- Aim
For the records below, give the count of lines holding the word "text" and nothing more.

Collected data
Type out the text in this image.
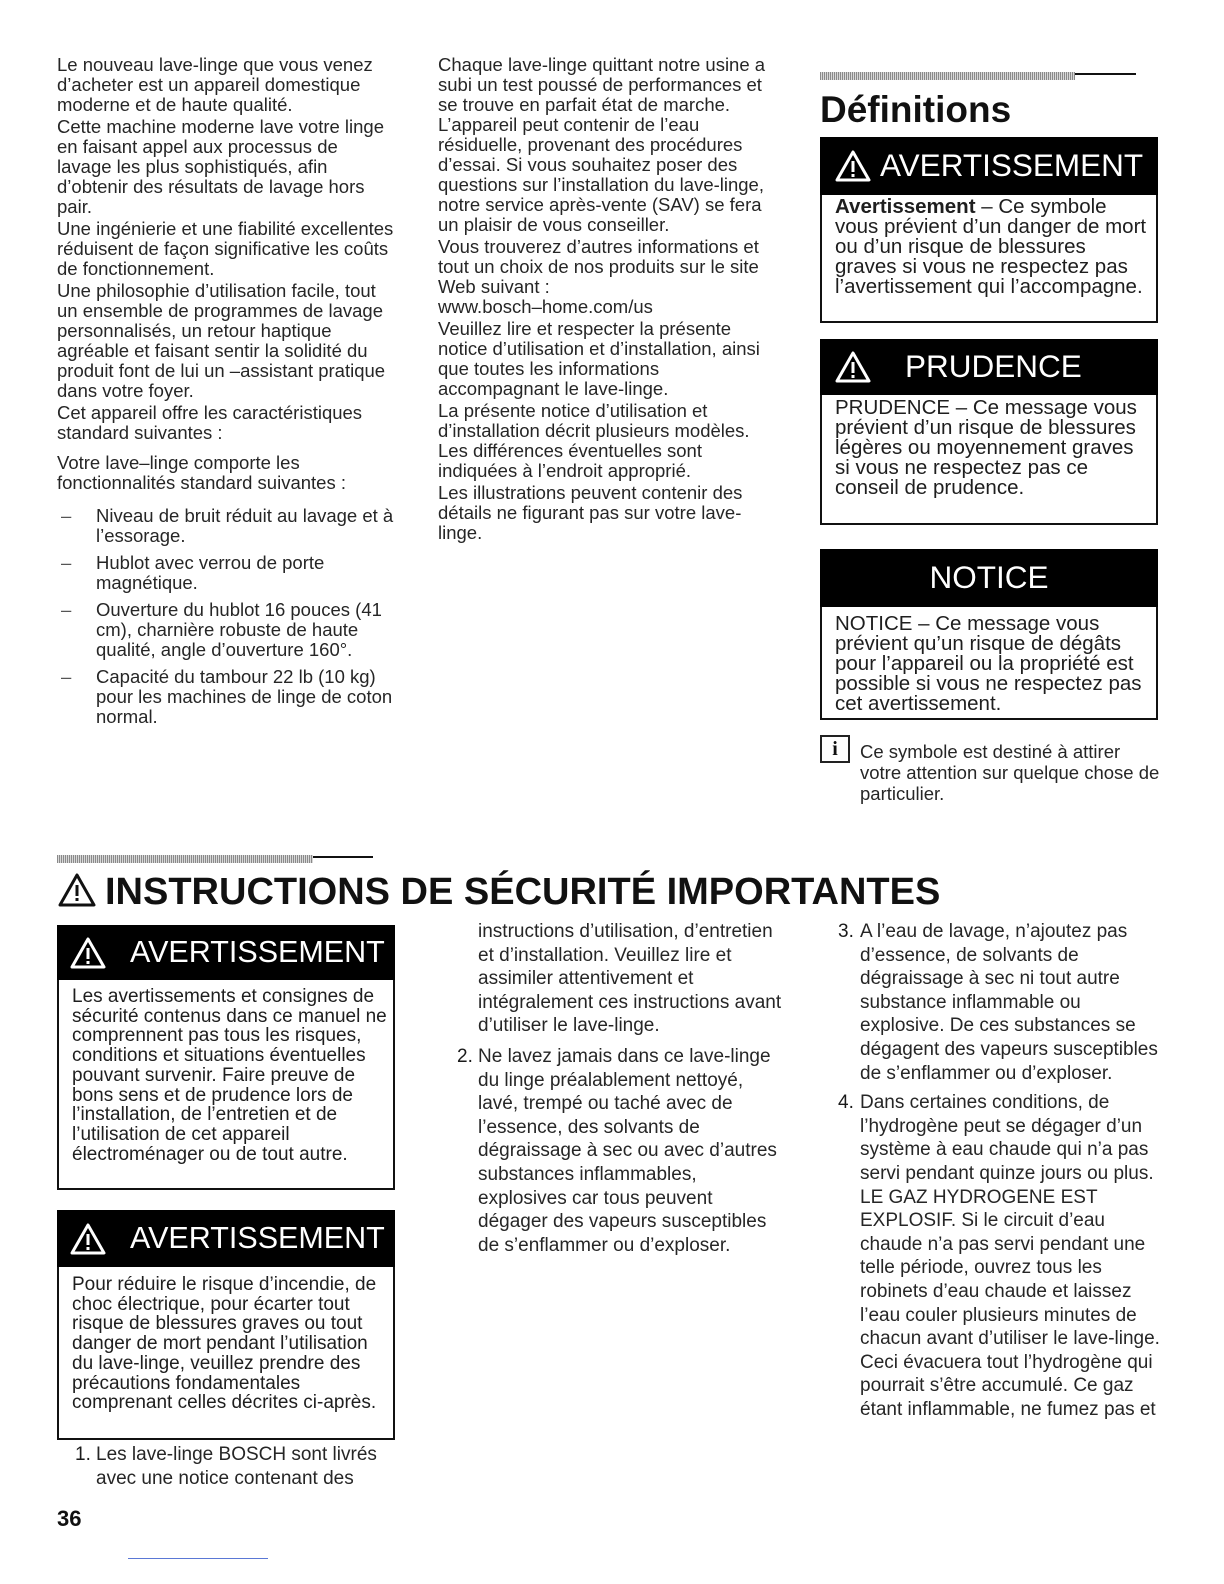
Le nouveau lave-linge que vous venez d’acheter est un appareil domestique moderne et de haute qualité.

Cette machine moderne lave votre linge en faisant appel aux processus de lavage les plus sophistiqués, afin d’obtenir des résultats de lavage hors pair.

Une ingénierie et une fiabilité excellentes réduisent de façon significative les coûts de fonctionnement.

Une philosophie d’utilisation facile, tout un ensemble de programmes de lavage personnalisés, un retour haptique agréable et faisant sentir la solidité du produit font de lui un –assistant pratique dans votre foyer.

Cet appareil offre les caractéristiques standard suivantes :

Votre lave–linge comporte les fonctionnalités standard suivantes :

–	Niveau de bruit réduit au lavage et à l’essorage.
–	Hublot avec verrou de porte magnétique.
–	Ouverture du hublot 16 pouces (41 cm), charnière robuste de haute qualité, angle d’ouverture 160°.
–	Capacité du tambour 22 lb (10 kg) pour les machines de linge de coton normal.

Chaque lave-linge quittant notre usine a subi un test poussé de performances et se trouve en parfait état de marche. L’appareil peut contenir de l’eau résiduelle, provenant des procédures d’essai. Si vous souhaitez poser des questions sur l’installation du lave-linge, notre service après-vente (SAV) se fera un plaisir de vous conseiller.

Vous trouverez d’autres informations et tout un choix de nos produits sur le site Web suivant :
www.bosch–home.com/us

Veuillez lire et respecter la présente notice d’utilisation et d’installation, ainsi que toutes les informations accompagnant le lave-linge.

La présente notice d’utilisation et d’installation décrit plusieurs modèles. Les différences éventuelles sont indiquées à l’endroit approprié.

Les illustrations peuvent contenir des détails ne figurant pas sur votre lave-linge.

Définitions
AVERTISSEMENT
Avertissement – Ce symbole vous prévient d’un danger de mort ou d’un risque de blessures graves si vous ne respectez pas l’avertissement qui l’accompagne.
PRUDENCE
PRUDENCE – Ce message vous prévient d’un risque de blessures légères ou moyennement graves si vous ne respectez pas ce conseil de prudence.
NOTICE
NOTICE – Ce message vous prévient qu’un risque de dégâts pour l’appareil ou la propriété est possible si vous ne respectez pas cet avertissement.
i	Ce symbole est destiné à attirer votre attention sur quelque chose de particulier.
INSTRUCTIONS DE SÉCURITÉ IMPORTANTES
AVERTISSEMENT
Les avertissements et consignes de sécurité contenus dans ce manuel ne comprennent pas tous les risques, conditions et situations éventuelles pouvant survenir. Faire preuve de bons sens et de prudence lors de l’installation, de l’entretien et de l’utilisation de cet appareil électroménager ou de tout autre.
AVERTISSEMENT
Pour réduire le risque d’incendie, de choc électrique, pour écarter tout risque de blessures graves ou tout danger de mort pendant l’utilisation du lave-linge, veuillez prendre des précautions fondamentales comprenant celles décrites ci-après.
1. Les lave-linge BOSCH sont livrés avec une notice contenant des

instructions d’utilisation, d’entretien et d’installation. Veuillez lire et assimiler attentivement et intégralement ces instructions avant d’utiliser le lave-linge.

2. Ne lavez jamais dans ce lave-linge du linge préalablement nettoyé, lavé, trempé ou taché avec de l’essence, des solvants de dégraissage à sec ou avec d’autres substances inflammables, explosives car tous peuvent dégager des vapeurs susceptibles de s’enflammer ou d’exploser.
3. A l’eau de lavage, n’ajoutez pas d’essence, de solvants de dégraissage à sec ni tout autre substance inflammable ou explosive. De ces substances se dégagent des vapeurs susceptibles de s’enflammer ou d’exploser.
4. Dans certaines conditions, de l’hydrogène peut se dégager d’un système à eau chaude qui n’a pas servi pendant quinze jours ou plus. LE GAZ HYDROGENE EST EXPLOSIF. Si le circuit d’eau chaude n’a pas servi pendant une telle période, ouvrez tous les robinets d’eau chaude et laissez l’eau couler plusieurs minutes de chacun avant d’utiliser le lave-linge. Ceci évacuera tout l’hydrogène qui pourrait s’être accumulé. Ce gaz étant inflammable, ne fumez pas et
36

--

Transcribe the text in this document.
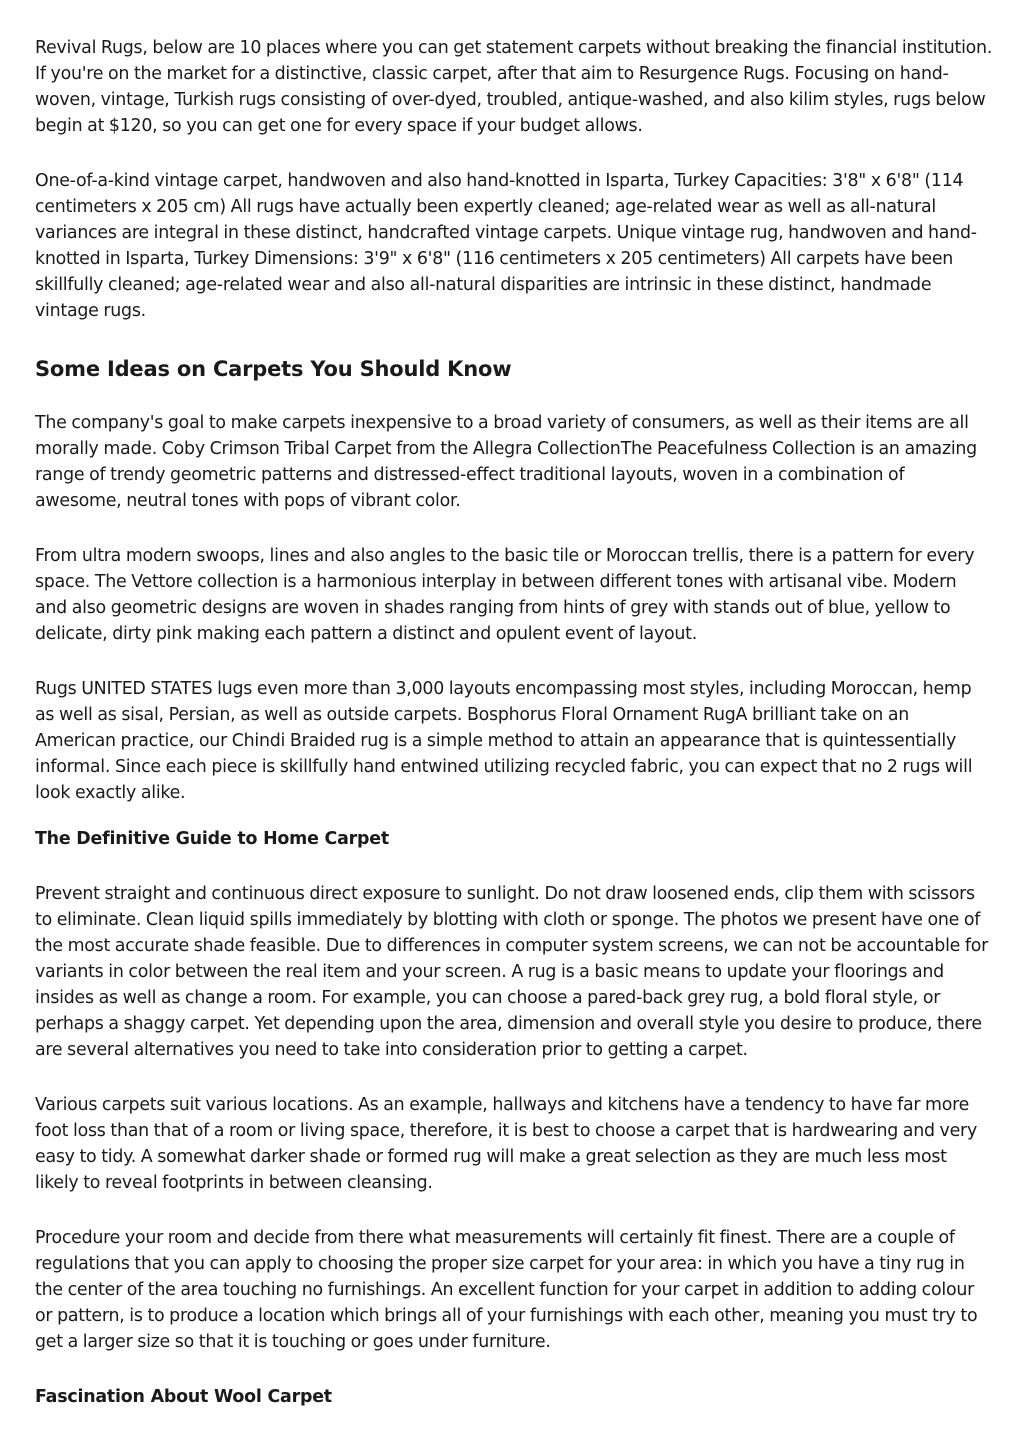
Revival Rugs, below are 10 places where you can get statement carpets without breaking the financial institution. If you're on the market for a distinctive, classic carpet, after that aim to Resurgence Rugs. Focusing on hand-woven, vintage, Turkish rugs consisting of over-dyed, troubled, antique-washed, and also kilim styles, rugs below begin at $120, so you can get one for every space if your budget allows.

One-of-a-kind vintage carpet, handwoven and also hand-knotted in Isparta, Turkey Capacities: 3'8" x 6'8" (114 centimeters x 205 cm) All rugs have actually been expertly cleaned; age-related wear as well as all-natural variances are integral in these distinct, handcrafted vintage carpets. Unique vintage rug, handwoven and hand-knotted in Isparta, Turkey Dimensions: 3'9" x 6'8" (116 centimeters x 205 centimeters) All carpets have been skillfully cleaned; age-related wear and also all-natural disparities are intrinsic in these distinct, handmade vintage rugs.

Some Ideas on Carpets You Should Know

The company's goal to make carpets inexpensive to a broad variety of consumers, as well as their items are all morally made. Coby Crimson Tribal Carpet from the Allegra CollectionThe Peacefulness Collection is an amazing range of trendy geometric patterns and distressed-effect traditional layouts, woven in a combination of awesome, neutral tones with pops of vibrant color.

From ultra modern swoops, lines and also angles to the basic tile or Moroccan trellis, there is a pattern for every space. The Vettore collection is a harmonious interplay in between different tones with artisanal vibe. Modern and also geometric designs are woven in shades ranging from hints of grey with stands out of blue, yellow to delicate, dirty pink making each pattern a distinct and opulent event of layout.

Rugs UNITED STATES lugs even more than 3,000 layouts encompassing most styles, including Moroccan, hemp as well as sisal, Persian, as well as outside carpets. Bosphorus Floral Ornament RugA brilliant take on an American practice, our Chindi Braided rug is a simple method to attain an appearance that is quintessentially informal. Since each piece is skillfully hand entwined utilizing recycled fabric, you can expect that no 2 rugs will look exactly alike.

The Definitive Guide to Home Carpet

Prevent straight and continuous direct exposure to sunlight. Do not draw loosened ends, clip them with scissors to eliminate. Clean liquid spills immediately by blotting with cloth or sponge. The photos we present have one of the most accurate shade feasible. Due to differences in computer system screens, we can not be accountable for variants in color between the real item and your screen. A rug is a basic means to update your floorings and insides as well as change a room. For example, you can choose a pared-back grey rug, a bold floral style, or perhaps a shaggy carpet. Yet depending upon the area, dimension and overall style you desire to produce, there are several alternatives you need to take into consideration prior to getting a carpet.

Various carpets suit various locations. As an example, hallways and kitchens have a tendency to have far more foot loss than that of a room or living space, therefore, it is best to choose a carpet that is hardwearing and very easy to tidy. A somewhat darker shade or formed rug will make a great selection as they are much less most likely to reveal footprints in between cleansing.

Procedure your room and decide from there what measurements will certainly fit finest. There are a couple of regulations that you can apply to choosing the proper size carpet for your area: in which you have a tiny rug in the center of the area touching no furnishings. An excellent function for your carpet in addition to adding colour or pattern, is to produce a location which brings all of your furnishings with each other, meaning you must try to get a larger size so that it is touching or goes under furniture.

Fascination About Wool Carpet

--

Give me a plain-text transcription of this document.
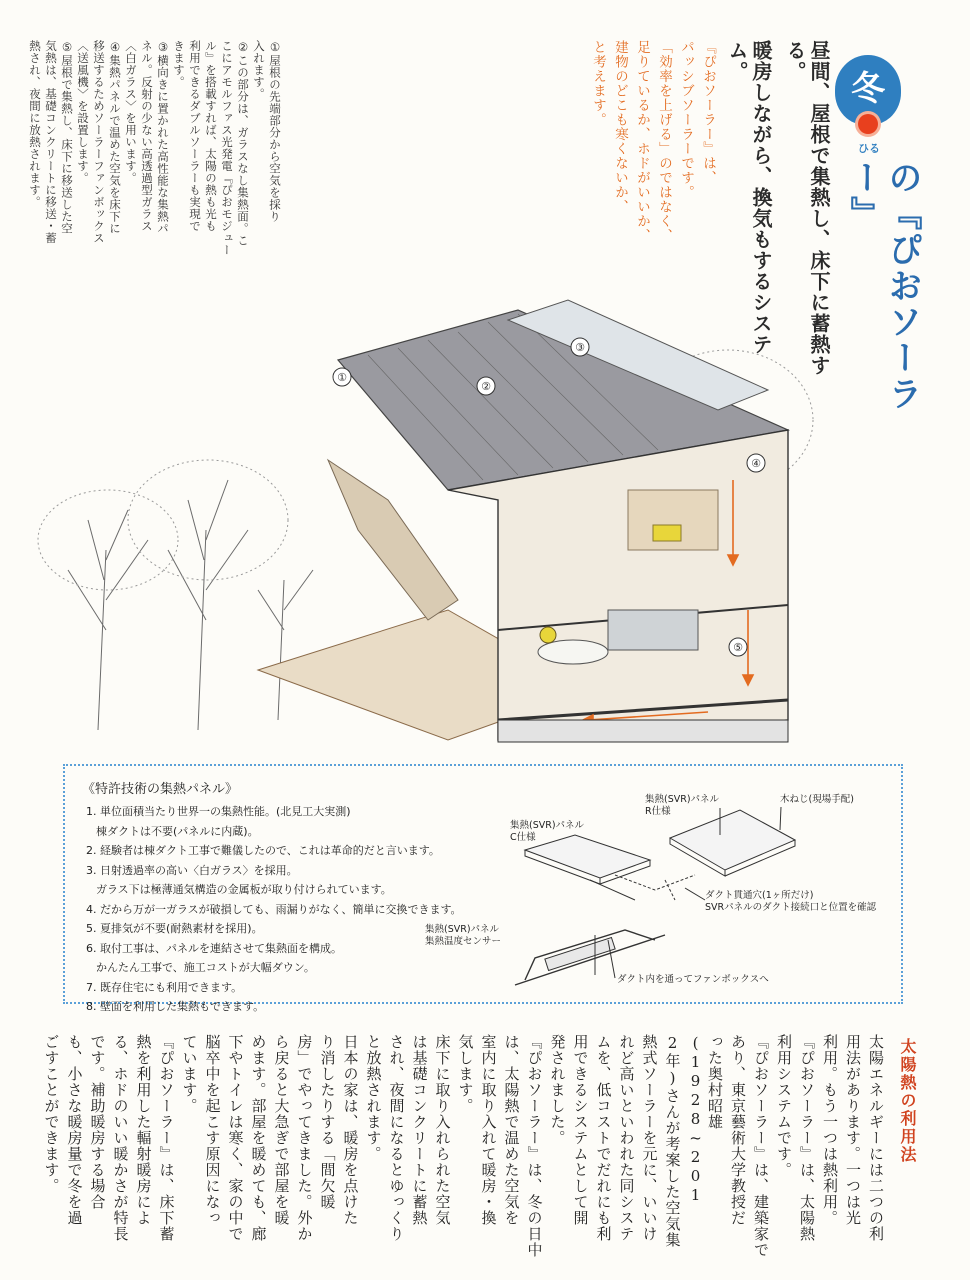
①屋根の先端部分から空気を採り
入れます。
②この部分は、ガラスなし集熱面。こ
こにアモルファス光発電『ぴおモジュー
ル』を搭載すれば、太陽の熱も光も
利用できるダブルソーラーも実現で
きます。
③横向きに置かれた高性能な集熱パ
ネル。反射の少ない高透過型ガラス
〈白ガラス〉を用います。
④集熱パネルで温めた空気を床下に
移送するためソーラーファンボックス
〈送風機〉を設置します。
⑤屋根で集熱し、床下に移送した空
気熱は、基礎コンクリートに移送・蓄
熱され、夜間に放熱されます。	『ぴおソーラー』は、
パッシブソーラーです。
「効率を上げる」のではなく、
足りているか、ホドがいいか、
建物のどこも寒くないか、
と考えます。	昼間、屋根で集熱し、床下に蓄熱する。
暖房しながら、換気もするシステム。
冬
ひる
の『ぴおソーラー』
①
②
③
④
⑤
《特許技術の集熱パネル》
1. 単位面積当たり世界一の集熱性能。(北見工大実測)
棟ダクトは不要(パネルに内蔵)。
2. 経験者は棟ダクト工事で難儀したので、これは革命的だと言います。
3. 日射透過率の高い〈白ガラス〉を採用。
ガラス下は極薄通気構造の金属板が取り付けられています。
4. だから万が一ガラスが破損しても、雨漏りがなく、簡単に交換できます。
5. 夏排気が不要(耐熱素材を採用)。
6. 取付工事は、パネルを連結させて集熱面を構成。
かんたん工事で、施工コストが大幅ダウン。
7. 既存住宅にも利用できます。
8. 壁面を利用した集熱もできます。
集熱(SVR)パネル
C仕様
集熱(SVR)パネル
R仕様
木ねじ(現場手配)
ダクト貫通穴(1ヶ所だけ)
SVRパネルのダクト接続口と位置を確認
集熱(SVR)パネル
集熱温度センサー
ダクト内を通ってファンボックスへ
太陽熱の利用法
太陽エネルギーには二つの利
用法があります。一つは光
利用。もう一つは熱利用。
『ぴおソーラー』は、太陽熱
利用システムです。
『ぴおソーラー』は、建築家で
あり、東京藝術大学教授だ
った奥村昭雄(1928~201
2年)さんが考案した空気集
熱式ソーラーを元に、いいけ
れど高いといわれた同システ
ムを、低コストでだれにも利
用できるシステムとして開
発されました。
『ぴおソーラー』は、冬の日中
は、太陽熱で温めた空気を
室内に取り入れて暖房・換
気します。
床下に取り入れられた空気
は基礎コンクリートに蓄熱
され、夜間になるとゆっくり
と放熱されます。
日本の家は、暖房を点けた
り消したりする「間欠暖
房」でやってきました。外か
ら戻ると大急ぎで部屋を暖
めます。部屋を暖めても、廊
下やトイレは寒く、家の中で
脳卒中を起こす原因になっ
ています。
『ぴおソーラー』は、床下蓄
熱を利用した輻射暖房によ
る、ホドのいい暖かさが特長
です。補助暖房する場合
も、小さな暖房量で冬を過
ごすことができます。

- Output below
3